**Task description**
Each record must be reproduced exactly as it is shown.

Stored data
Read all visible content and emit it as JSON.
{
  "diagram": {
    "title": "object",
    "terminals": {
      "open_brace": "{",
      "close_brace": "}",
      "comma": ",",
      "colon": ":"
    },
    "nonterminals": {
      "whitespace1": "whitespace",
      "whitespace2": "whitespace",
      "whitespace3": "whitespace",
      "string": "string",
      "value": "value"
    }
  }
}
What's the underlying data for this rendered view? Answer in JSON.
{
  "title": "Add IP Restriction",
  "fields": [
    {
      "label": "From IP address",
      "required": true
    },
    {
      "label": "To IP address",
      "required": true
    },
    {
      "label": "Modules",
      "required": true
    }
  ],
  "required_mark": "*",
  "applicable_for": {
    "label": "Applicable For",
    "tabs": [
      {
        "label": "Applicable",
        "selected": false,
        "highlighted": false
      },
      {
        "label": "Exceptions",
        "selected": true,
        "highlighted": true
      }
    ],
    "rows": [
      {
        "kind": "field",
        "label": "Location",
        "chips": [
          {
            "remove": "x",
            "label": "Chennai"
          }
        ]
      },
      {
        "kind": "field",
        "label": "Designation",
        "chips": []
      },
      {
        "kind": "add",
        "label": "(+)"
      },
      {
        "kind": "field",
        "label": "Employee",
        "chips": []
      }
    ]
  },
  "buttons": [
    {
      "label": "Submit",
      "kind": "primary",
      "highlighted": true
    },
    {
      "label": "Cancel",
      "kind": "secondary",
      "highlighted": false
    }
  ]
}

**Response to the task**
Read all visible content and emit it as JSON.
{
  "diagram": {
    "title": "object",
    "terminals": {
      "open_brace": "{",
      "close_brace": "}",
      "comma": ",",
      "colon": ":"
    },
    "nonterminals": {
      "whitespace1": "whitespace",
      "whitespace2": "whitespace",
      "whitespace3": "whitespace",
      "string": "string",
      "value": "value"
    }
  }
}
What's the underlying data for this rendered view? Answer in JSON.
{
  "title": "Add IP Restriction",
  "fields": [
    {
      "label": "From IP address",
      "required": true
    },
    {
      "label": "To IP address",
      "required": true
    },
    {
      "label": "Modules",
      "required": true
    }
  ],
  "required_mark": "*",
  "applicable_for": {
    "label": "Applicable For",
    "tabs": [
      {
        "label": "Applicable",
        "selected": false,
        "highlighted": false
      },
      {
        "label": "Exceptions",
        "selected": true,
        "highlighted": true
      }
    ],
    "rows": [
      {
        "kind": "field",
        "label": "Location",
        "chips": [
          {
            "remove": "x",
            "label": "Chennai"
          }
        ]
      },
      {
        "kind": "field",
        "label": "Designation",
        "chips": []
      },
      {
        "kind": "add",
        "label": "(+)"
      },
      {
        "kind": "field",
        "label": "Employee",
        "chips": []
      }
    ]
  },
  "buttons": [
    {
      "label": "Submit",
      "kind": "primary",
      "highlighted": true
    },
    {
      "label": "Cancel",
      "kind": "secondary",
      "highlighted": false
    }
  ]
}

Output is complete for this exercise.